What is expected.
Go through the entries and say how many lines contain the string "NAME". The number is the whole answer.

Input records.
════════
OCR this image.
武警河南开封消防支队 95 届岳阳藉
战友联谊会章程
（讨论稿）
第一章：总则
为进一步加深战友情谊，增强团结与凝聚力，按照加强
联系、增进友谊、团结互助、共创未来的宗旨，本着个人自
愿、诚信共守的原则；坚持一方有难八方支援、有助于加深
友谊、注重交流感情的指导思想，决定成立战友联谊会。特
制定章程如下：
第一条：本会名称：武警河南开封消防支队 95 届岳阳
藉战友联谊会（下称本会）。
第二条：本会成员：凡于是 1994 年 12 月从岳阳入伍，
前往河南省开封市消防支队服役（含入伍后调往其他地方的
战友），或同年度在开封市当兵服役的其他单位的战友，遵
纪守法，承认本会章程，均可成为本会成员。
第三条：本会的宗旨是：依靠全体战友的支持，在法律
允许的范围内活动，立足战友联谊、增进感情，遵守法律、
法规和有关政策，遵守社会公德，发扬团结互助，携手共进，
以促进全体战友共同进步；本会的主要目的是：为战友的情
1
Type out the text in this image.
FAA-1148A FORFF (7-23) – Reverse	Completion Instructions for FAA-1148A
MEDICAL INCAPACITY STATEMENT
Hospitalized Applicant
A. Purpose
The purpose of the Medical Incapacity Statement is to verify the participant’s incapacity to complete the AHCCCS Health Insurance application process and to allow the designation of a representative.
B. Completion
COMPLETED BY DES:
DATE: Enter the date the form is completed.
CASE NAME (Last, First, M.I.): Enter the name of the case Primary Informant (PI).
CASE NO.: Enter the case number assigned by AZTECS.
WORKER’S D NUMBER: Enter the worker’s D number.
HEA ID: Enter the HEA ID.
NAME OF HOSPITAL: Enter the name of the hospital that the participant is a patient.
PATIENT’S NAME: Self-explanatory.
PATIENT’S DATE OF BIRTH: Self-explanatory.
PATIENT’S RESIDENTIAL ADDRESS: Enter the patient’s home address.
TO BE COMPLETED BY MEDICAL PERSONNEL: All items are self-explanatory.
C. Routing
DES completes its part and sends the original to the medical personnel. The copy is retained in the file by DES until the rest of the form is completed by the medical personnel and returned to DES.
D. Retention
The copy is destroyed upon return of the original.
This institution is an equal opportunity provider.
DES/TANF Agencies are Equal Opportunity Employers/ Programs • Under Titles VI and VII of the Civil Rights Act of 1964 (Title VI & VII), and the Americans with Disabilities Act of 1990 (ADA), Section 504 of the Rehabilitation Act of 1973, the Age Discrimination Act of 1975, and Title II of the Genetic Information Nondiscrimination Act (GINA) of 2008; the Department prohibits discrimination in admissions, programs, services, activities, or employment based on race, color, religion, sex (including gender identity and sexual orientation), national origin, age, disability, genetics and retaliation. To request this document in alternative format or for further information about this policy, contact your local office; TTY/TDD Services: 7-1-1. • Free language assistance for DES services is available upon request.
════════
Right answer.
3